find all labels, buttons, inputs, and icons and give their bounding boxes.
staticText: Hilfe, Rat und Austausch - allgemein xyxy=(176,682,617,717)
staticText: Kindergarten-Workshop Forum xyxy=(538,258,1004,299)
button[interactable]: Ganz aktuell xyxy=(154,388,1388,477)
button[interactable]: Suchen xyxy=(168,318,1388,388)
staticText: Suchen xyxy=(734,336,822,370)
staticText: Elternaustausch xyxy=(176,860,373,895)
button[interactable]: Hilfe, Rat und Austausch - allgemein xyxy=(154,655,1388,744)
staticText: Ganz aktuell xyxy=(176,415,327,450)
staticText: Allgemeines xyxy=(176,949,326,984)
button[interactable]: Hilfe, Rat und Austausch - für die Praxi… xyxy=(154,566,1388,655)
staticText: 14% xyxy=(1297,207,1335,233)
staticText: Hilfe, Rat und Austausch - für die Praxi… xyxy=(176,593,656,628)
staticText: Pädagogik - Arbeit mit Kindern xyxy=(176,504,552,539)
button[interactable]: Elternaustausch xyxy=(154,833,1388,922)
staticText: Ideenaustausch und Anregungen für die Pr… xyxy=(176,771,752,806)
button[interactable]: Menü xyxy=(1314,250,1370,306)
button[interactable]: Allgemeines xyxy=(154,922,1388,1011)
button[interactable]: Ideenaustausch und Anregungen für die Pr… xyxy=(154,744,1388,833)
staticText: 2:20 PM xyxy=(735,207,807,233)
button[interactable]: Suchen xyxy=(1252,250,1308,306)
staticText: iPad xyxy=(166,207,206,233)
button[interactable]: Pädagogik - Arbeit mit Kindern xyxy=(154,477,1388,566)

> _YOUR OBJECTIVE_:
Turn the items, from the first line through the line containing "staticText: Ideenaustausch und", into a numbered list, omitting any blank lines.

> _SOLUTION FOR THIS PROBLEM_:
1. find all labels, buttons, inputs, and icons and give their bounding boxes.
2. staticText: Hilfe, Rat und Austausch - allgemein xyxy=(176,682,617,717)
3. staticText: Kindergarten-Workshop Forum xyxy=(538,258,1004,299)
4. button[interactable]: Ganz aktuell xyxy=(154,388,1388,477)
5. button[interactable]: Suchen xyxy=(168,318,1388,388)
6. staticText: Suchen xyxy=(734,336,822,370)
7. staticText: Elternaustausch xyxy=(176,860,373,895)
8. button[interactable]: Hilfe, Rat und Austausch - allgemein xyxy=(154,655,1388,744)
9. staticText: Ganz aktuell xyxy=(176,415,327,450)
10. staticText: Allgemeines xyxy=(176,949,326,984)
11. button[interactable]: Hilfe, Rat und Austausch - für die Praxi… xyxy=(154,566,1388,655)
12. staticText: 14% xyxy=(1297,207,1335,233)
13. staticText: Hilfe, Rat und Austausch - für die Praxi… xyxy=(176,593,656,628)
14. staticText: Pädagogik - Arbeit mit Kindern xyxy=(176,504,552,539)
15. button[interactable]: Elternaustausch xyxy=(154,833,1388,922)
16. staticText: Ideenaustausch und Anregungen für die Pr… xyxy=(176,771,752,806)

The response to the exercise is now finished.